SUPPLIED ENTRIES start
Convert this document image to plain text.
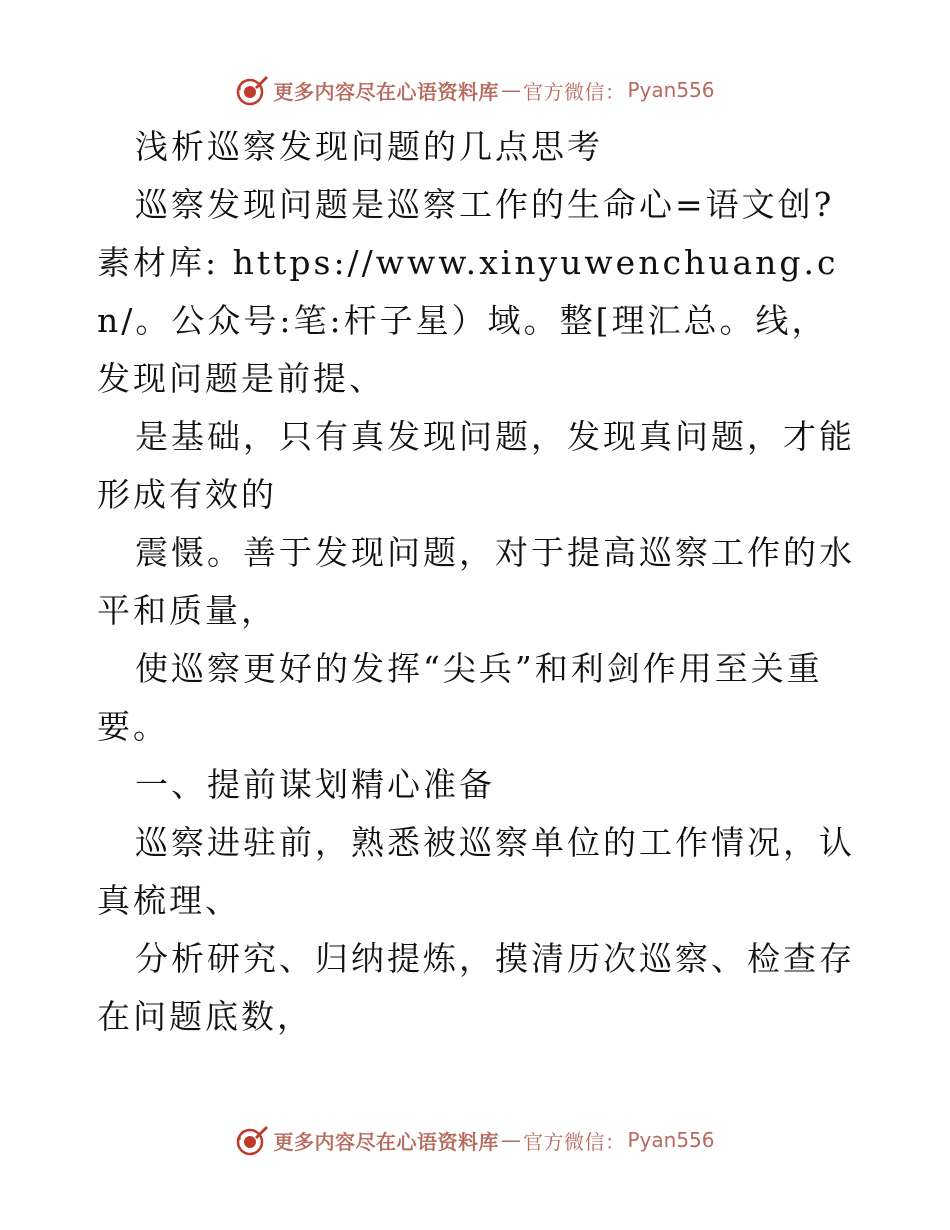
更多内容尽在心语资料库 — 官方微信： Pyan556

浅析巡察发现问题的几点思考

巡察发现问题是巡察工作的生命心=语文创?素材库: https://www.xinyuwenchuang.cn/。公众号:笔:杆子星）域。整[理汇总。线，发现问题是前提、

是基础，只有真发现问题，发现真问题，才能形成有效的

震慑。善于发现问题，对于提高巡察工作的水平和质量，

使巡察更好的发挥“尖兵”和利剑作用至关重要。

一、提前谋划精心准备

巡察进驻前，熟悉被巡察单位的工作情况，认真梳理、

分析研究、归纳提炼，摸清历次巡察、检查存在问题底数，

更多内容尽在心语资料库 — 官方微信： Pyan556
SUPPLIED ENTRIES end
SUPPLIED ENTRIES start
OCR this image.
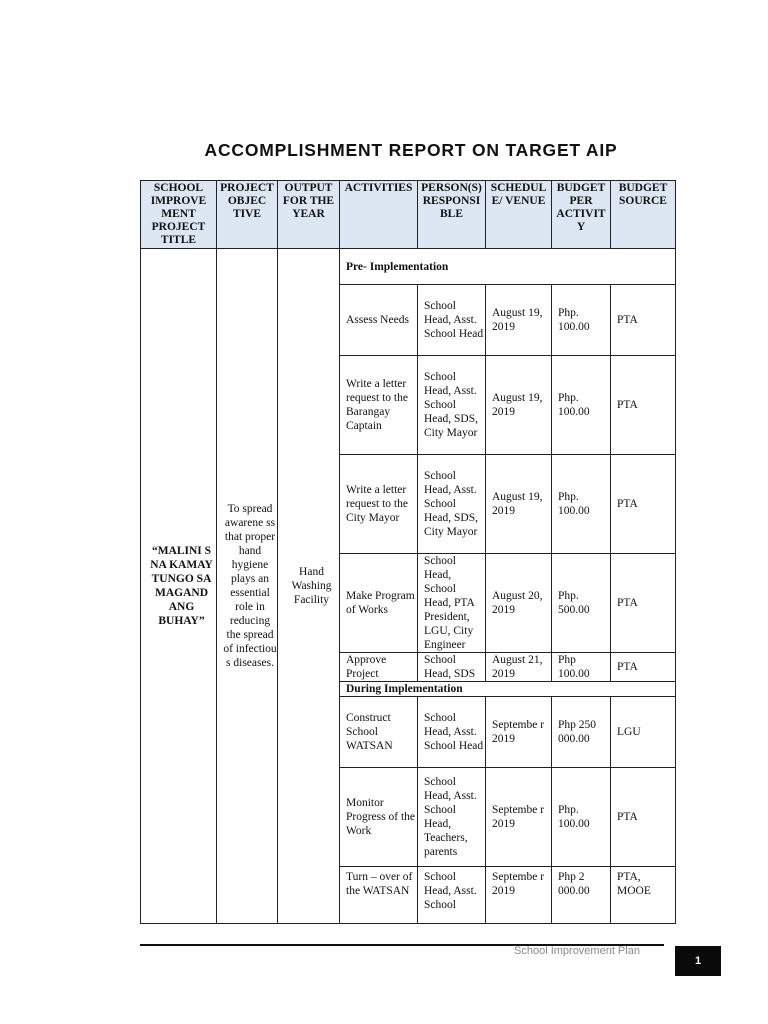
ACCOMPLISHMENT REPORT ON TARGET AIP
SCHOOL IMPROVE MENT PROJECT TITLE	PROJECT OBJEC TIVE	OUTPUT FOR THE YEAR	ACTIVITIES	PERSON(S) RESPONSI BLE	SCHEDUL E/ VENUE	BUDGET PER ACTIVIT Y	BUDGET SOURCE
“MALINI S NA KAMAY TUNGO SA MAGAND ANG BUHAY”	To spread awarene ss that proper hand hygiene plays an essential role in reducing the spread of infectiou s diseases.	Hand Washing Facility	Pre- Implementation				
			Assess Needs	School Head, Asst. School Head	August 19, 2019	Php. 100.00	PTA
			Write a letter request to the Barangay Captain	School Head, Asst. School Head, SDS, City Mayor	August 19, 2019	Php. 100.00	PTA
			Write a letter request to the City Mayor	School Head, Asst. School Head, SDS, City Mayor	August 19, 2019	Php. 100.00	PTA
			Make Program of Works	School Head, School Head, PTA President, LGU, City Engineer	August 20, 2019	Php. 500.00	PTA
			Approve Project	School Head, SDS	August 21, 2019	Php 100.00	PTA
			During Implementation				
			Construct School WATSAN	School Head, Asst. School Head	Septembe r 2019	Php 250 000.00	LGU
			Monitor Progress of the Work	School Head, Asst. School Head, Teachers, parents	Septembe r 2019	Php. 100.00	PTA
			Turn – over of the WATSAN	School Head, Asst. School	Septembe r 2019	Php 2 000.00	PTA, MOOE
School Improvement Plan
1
SUPPLIED ENTRIES end
Your task is to collect every line above that contains the word "City".

			Write a letter request to the Barangay Captain	School Head, Asst. School Head, SDS, City Mayor	August 19, 2019	Php. 100.00	PTA
			Write a letter request to the City Mayor	School Head, Asst. School Head, SDS, City Mayor	August 19, 2019	Php. 100.00	PTA
			Make Program of Works	School Head, School Head, PTA President, LGU, City Engineer	August 20, 2019	Php. 500.00	PTA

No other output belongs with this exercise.